__Entries shown__
>> Begin

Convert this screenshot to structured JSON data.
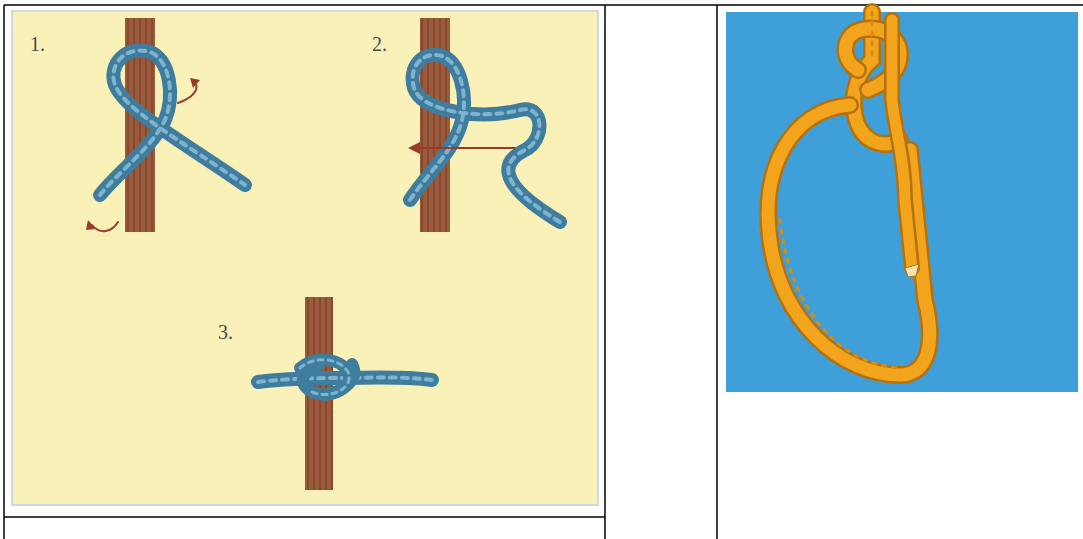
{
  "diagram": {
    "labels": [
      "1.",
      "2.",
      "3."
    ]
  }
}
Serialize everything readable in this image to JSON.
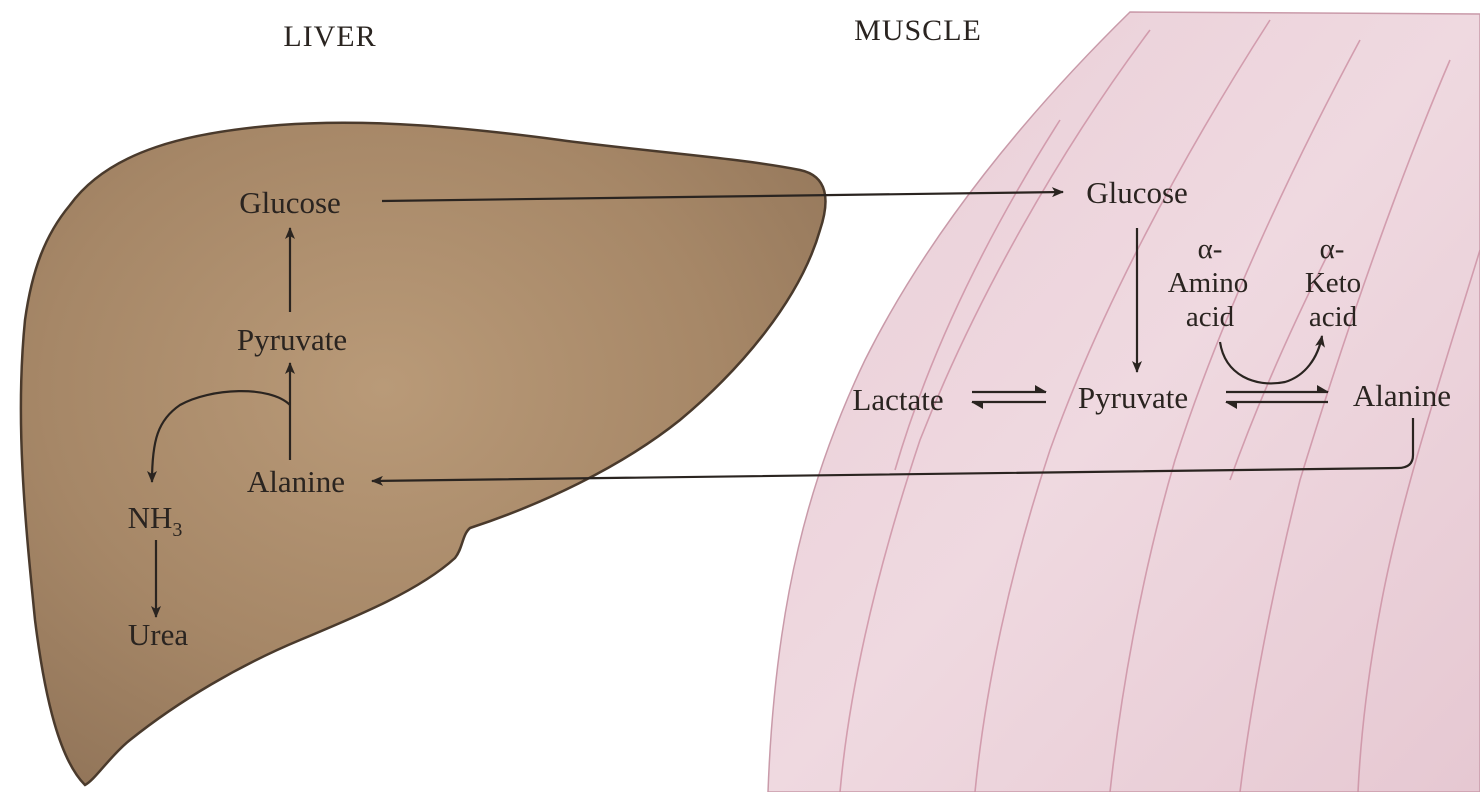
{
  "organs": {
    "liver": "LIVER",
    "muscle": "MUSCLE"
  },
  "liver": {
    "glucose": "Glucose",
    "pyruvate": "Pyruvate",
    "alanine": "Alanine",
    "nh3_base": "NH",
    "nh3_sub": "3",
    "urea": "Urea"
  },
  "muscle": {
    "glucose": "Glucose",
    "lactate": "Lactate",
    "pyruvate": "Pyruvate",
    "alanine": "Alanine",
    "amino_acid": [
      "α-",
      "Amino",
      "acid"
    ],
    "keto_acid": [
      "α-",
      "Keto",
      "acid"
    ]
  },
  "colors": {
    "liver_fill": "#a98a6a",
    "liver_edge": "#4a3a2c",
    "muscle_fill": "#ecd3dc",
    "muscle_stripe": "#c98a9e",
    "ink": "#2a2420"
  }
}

>> End

__Work instructions__
Up to and including the last line of the listing, starting at the line with "Serialize everything readable", extract every line exactly and leave out the pictures.

__Answer to the task__
Serialize everything readable in this image to JSON.
{
  "organs": {
    "liver": "LIVER",
    "muscle": "MUSCLE"
  },
  "liver": {
    "glucose": "Glucose",
    "pyruvate": "Pyruvate",
    "alanine": "Alanine",
    "nh3_base": "NH",
    "nh3_sub": "3",
    "urea": "Urea"
  },
  "muscle": {
    "glucose": "Glucose",
    "lactate": "Lactate",
    "pyruvate": "Pyruvate",
    "alanine": "Alanine",
    "amino_acid": [
      "α-",
      "Amino",
      "acid"
    ],
    "keto_acid": [
      "α-",
      "Keto",
      "acid"
    ]
  },
  "colors": {
    "liver_fill": "#a98a6a",
    "liver_edge": "#4a3a2c",
    "muscle_fill": "#ecd3dc",
    "muscle_stripe": "#c98a9e",
    "ink": "#2a2420"
  }
}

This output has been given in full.